• _Your objective_
Skip every picture and transcribe the remaining material exactly.

——————————

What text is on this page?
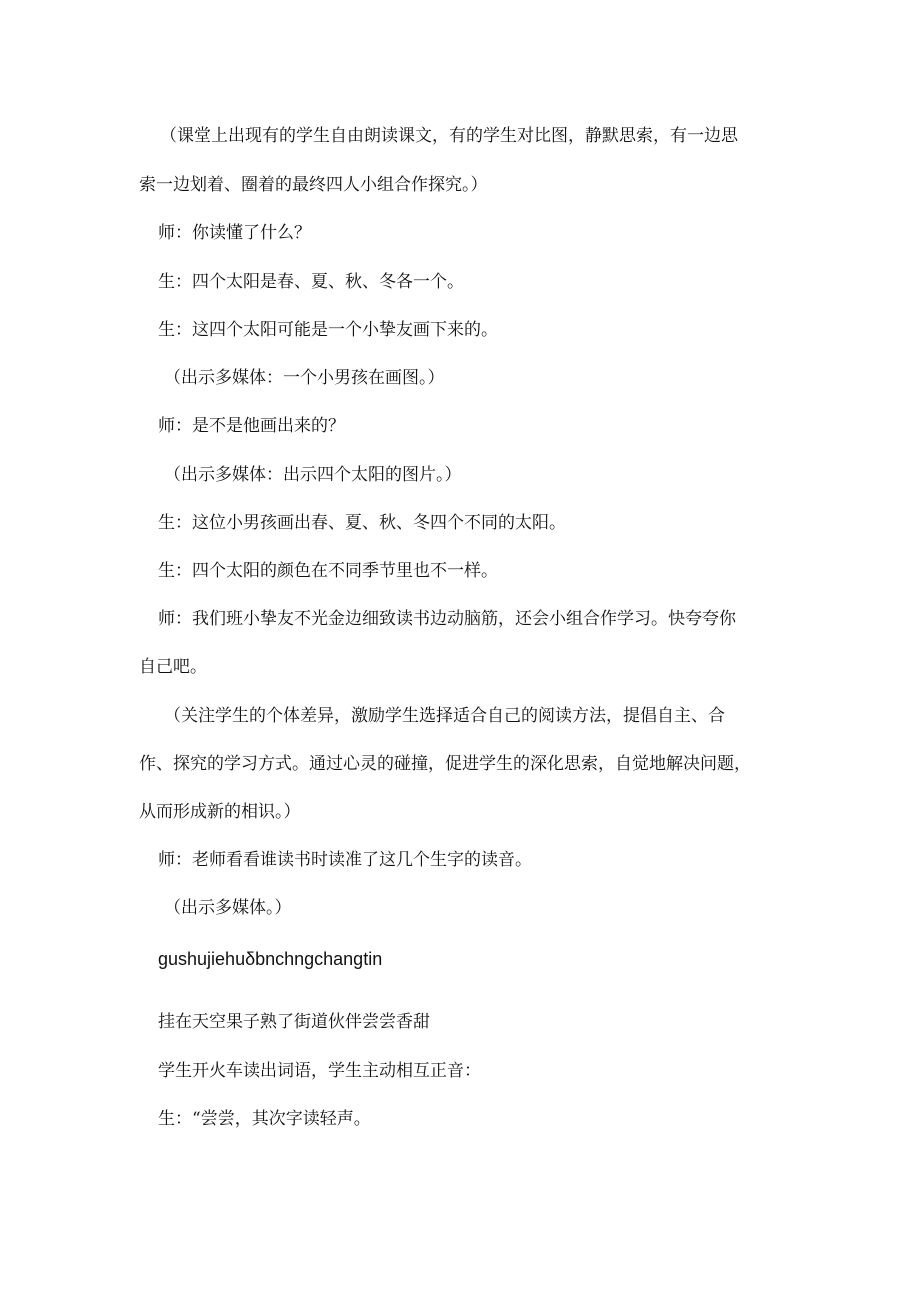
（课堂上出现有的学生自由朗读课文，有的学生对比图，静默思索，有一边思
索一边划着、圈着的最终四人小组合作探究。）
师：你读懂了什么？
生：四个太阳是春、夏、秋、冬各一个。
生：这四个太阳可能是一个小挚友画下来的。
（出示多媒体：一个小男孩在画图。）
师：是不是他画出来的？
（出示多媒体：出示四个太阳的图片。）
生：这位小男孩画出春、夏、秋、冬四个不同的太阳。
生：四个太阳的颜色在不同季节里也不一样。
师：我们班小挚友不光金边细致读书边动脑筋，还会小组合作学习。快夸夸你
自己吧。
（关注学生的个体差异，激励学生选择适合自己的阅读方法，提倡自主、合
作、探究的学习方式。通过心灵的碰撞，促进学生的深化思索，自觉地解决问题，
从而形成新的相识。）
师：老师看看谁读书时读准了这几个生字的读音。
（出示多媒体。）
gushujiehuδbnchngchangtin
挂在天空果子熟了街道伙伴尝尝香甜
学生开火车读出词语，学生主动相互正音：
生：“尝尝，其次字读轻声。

——————————

• _Answer to this exercise_
What text is on this page?
（课堂上出现有的学生自由朗读课文，有的学生对比图，静默思索，有一边思
索一边划着、圈着的最终四人小组合作探究。）
师：你读懂了什么？
生：四个太阳是春、夏、秋、冬各一个。
生：这四个太阳可能是一个小挚友画下来的。
（出示多媒体：一个小男孩在画图。）
师：是不是他画出来的？
（出示多媒体：出示四个太阳的图片。）
生：这位小男孩画出春、夏、秋、冬四个不同的太阳。
生：四个太阳的颜色在不同季节里也不一样。
师：我们班小挚友不光金边细致读书边动脑筋，还会小组合作学习。快夸夸你
自己吧。
（关注学生的个体差异，激励学生选择适合自己的阅读方法，提倡自主、合
作、探究的学习方式。通过心灵的碰撞，促进学生的深化思索，自觉地解决问题，
从而形成新的相识。）
师：老师看看谁读书时读准了这几个生字的读音。
（出示多媒体。）
gushujiehuδbnchngchangtin
挂在天空果子熟了街道伙伴尝尝香甜
学生开火车读出词语，学生主动相互正音：
生：“尝尝，其次字读轻声。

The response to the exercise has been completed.